_RECORDS FOR THE TASK_.
● ● ● ● ● ● ●
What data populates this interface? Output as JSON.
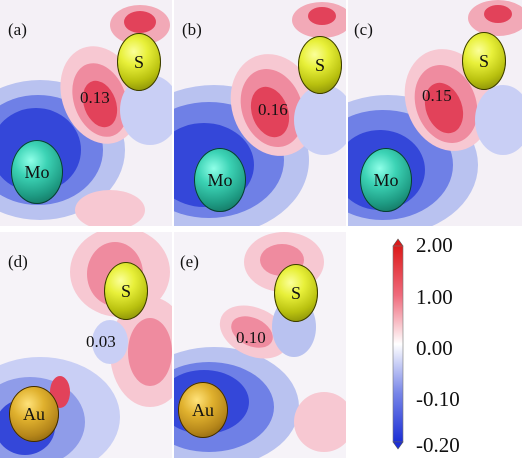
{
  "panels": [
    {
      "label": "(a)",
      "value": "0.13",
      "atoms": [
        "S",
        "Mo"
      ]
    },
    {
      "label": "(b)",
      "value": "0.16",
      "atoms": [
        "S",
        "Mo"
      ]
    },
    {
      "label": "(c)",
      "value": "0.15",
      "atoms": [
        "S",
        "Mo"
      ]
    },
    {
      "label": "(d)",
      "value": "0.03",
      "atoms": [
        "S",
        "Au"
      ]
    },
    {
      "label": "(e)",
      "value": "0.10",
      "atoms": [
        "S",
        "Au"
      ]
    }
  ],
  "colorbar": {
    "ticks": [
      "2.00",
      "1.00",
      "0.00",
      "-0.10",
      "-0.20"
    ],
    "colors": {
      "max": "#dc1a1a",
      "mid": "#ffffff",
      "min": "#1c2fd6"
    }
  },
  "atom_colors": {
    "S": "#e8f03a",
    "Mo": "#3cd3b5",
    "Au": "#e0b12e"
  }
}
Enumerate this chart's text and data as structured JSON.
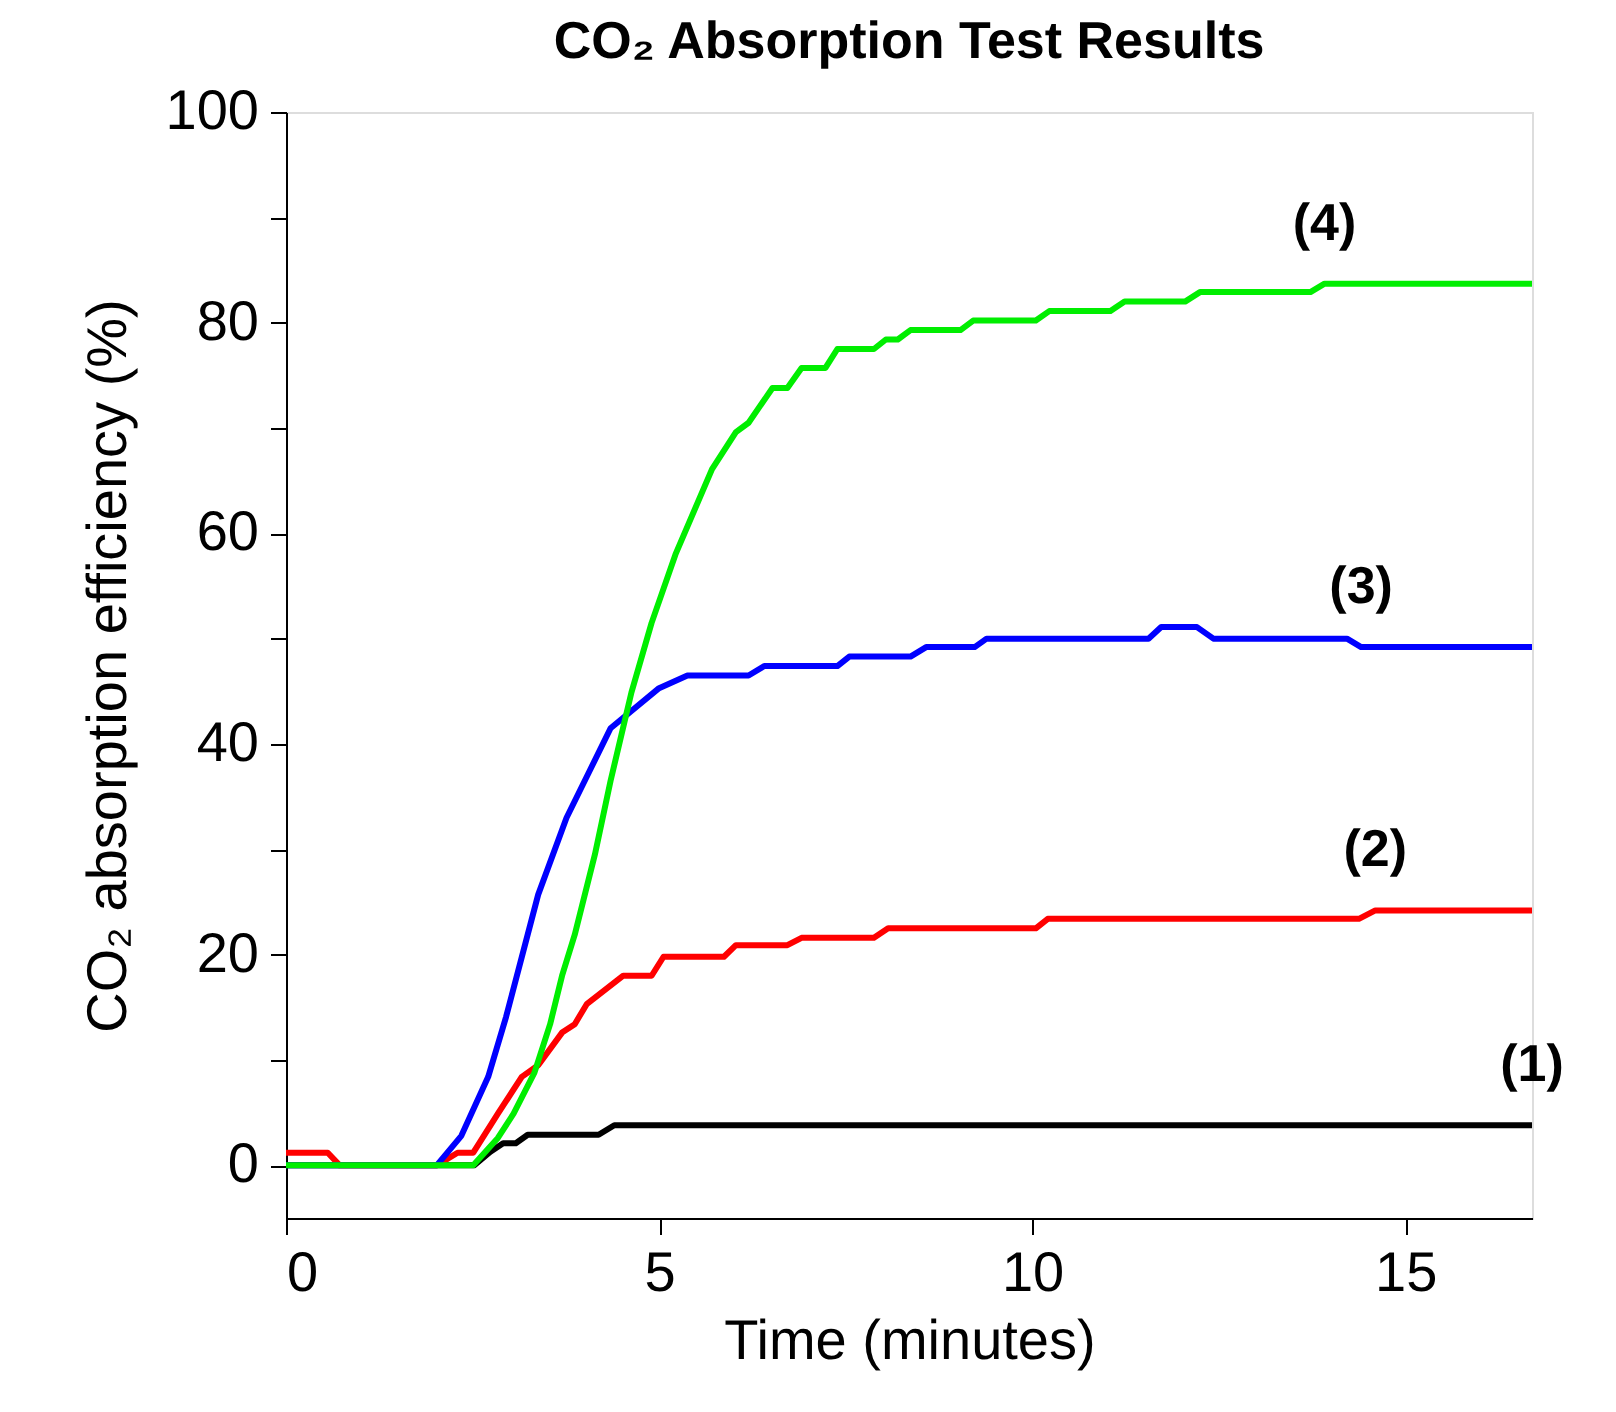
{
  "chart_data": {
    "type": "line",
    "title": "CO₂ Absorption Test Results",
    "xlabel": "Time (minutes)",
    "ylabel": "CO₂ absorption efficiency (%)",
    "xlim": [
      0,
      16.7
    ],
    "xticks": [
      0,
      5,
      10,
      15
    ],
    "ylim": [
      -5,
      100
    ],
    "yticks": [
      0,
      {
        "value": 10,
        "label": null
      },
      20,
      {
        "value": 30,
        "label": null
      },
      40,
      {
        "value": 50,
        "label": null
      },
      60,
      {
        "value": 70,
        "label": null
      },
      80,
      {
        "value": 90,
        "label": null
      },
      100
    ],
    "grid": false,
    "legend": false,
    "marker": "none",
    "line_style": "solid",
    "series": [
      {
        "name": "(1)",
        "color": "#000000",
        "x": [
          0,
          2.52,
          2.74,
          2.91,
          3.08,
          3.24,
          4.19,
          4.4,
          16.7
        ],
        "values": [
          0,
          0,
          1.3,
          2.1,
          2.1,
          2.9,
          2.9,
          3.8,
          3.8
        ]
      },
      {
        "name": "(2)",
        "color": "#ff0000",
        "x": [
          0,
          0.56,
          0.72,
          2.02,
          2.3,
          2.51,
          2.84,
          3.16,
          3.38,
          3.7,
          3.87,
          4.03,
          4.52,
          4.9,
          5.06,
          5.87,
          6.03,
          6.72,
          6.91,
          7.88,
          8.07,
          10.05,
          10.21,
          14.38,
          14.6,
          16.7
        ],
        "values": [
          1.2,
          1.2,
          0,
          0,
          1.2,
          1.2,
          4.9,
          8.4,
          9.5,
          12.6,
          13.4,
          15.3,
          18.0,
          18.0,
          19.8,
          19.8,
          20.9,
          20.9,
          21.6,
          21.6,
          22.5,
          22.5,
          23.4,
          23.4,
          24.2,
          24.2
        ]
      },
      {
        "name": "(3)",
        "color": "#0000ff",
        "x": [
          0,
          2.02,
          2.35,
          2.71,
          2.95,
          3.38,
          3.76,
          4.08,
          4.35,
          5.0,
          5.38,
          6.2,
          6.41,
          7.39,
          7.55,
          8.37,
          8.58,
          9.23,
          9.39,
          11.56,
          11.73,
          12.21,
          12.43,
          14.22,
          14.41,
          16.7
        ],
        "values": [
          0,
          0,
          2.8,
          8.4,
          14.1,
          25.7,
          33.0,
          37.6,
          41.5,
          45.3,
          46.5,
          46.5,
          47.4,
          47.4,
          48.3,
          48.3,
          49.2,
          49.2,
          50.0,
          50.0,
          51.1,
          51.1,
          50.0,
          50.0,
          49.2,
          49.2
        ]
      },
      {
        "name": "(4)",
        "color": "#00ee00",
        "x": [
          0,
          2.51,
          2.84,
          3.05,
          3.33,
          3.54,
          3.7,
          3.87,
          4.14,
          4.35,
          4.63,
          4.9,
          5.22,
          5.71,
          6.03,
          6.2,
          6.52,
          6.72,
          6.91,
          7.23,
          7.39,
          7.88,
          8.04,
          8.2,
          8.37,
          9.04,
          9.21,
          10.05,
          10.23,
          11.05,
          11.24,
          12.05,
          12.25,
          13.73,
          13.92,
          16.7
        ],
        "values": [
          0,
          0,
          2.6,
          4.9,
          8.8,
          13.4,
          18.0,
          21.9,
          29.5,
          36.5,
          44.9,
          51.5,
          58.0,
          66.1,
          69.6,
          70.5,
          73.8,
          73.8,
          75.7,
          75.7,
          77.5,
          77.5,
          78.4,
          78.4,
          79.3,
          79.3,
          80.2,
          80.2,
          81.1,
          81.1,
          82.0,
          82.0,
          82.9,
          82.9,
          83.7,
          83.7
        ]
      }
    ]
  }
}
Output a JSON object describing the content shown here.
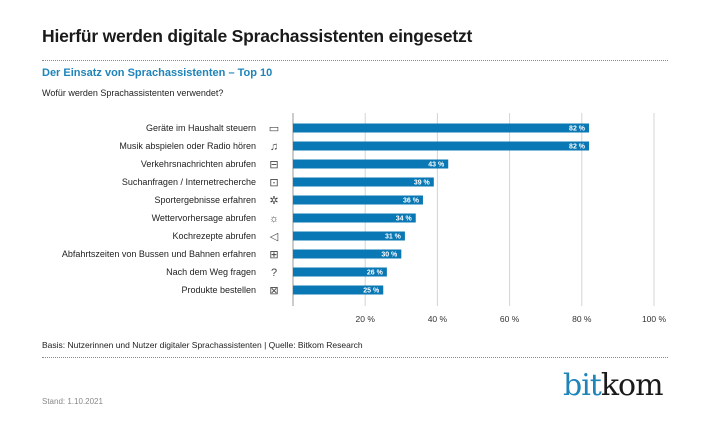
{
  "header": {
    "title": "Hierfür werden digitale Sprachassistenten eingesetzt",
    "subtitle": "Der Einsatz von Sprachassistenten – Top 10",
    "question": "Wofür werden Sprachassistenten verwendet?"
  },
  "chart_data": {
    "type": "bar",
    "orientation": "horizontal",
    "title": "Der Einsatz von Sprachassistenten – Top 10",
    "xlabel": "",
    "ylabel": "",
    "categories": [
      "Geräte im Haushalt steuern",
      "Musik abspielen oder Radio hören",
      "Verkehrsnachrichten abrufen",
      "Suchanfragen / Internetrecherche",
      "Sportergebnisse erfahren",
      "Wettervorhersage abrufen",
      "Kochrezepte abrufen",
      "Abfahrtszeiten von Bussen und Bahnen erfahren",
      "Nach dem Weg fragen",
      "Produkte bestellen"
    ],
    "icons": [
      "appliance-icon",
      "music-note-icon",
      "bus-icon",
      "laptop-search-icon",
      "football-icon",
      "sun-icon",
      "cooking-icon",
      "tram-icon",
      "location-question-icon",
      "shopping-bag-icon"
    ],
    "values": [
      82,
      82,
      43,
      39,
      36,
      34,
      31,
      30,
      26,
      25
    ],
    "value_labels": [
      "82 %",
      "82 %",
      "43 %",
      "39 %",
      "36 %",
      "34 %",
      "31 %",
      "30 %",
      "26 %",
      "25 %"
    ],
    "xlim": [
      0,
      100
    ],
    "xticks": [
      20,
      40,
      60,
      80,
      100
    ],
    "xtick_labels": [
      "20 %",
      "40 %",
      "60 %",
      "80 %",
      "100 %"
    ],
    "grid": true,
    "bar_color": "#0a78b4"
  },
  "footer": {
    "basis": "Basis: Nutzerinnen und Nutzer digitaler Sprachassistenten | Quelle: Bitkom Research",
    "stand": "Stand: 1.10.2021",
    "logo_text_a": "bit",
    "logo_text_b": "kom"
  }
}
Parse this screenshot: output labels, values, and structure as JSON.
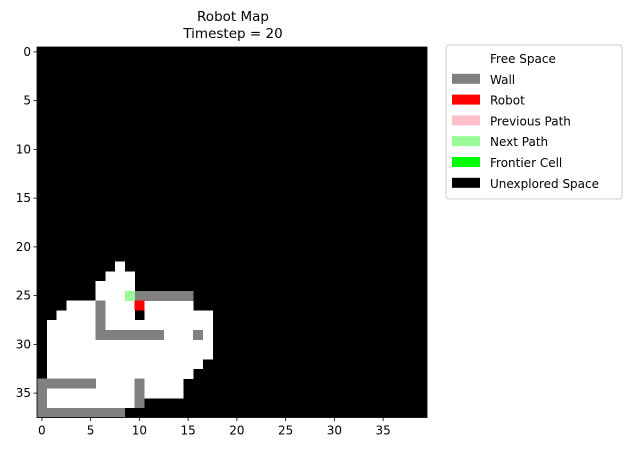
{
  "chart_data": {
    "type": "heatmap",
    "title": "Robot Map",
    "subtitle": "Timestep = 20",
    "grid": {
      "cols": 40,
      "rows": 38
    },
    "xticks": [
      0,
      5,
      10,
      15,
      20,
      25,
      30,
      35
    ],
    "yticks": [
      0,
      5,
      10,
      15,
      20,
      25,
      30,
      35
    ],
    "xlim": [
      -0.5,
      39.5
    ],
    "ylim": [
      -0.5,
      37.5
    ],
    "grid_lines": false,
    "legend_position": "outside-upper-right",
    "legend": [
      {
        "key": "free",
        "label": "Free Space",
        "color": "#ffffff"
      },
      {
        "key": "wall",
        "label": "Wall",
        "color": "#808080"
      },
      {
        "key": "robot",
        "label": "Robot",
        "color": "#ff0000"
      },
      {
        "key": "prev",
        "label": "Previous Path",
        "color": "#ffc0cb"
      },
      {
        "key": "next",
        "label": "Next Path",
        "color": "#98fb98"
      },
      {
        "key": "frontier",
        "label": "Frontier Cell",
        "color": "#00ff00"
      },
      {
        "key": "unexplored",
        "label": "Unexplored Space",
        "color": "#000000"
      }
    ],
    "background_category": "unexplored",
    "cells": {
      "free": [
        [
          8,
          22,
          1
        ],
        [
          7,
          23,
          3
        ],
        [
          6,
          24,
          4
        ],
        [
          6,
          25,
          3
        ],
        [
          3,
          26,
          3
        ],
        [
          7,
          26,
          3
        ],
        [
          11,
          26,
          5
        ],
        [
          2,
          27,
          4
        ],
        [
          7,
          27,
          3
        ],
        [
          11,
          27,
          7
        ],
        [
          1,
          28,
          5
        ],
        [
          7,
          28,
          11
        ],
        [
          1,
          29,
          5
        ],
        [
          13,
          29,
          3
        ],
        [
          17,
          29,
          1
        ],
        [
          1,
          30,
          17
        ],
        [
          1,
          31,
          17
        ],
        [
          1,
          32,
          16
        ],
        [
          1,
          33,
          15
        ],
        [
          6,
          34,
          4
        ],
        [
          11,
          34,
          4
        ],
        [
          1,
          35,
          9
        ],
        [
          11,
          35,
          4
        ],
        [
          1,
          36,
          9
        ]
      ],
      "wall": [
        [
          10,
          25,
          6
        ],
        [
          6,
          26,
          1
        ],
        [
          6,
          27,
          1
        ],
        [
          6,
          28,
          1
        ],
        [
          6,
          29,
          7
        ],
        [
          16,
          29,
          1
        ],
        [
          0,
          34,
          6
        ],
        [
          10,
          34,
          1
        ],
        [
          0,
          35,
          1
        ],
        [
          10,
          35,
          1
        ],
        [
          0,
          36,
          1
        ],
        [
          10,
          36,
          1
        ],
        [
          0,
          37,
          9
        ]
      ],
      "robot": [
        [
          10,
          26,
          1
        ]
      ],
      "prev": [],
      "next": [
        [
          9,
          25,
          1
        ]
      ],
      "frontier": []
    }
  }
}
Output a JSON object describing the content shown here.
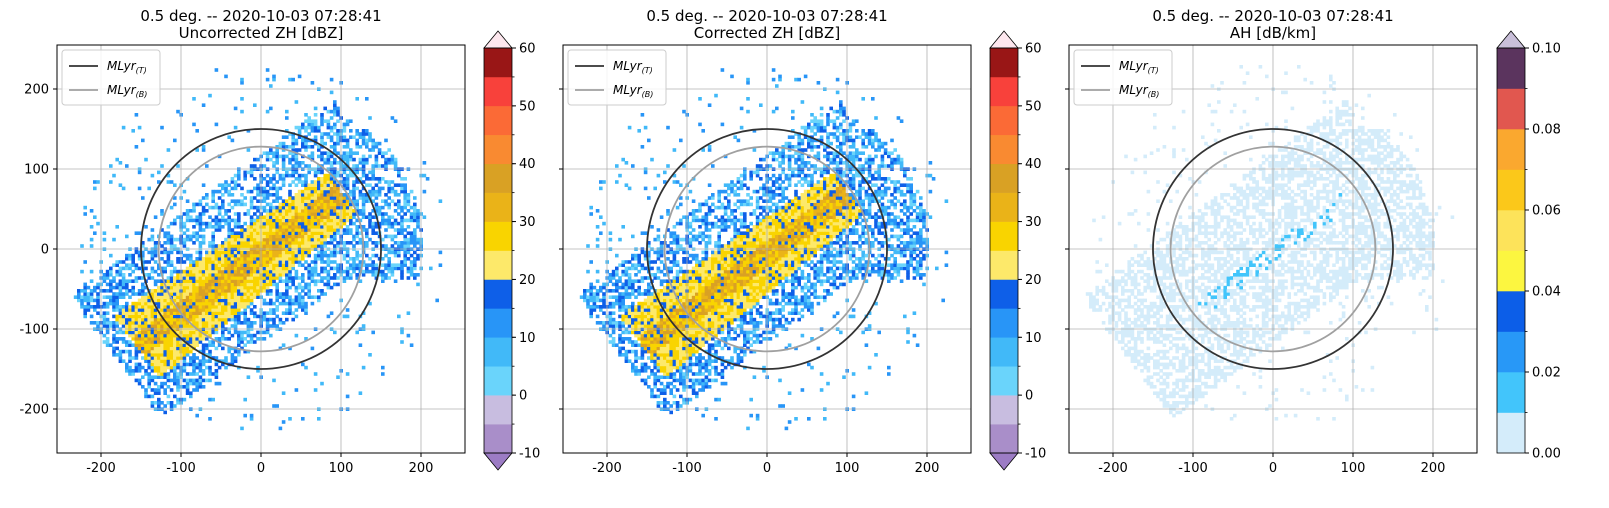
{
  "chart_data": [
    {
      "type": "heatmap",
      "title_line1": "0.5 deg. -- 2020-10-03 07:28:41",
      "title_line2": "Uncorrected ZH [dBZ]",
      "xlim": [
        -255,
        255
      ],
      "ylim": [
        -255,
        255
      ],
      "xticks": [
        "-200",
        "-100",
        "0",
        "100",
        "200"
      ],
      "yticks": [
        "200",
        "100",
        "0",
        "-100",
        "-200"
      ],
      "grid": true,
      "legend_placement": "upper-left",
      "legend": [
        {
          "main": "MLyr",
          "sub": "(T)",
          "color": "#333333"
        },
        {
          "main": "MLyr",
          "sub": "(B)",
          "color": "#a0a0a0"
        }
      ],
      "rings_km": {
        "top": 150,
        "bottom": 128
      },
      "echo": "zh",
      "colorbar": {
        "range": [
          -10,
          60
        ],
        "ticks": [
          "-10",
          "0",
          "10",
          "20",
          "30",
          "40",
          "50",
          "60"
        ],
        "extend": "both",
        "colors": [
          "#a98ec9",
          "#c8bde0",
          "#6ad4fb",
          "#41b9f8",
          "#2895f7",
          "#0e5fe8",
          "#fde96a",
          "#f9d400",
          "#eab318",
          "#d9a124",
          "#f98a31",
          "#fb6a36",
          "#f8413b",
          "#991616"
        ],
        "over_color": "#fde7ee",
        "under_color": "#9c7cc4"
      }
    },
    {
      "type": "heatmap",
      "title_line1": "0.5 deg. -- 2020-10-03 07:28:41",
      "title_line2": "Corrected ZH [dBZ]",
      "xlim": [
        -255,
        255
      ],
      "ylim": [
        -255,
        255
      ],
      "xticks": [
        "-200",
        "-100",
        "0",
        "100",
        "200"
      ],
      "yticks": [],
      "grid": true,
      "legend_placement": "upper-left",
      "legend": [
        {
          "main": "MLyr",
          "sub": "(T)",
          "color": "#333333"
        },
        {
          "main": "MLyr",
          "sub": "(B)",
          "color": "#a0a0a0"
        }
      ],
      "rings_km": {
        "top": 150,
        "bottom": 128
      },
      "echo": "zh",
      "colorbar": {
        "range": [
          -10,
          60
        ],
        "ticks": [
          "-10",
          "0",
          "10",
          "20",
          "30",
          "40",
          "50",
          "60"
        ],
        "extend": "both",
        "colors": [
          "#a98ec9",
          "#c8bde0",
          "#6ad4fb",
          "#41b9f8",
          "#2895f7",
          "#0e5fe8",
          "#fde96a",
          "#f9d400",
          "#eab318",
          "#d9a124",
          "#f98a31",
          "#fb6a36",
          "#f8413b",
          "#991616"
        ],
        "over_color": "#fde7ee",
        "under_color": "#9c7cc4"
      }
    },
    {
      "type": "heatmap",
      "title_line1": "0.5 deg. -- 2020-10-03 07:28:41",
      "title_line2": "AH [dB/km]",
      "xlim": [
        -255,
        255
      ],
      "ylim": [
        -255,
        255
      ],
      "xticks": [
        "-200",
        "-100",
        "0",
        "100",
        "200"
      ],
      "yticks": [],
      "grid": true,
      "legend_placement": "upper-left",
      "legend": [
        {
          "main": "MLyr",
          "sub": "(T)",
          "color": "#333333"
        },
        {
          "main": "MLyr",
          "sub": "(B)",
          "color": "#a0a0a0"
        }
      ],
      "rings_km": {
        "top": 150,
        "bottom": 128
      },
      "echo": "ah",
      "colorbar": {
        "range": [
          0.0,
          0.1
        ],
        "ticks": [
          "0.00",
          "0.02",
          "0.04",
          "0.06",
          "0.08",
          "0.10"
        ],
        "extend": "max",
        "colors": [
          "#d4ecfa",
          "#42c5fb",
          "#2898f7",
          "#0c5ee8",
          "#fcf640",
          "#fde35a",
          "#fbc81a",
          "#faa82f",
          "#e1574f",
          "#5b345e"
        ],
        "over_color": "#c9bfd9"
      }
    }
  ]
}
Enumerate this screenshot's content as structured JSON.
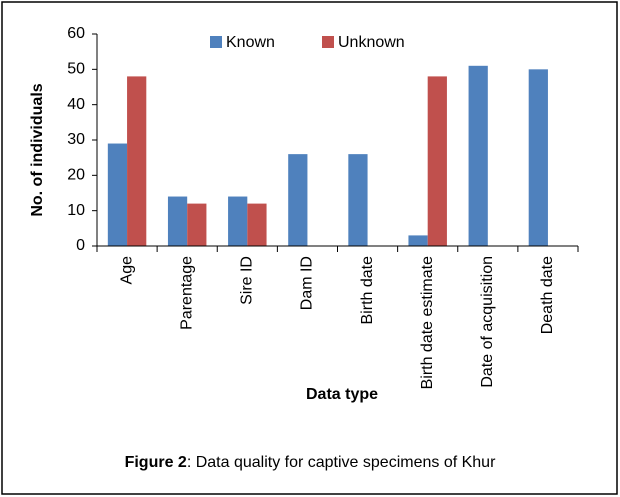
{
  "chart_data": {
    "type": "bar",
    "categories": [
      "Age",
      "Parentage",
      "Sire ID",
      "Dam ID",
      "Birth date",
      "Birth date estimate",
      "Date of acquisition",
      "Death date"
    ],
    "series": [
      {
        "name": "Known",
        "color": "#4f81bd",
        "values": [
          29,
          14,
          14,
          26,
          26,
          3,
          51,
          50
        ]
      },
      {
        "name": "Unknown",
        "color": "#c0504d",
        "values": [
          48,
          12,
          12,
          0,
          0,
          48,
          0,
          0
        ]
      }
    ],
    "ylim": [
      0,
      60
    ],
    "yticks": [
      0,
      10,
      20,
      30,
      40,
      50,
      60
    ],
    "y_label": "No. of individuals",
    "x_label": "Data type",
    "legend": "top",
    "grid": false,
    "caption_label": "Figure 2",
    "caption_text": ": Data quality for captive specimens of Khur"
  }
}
● ● ● ● ● ● ●
_WORK REQUIRED_. Using the records above, gather all lines where the string "name" is present.

_REPLY_.
        "name": "(1)",
        "name": "(2)",
        "name": "(3)",
        "name": "(4)",
        "name": "Known",
        "name": "Unknown",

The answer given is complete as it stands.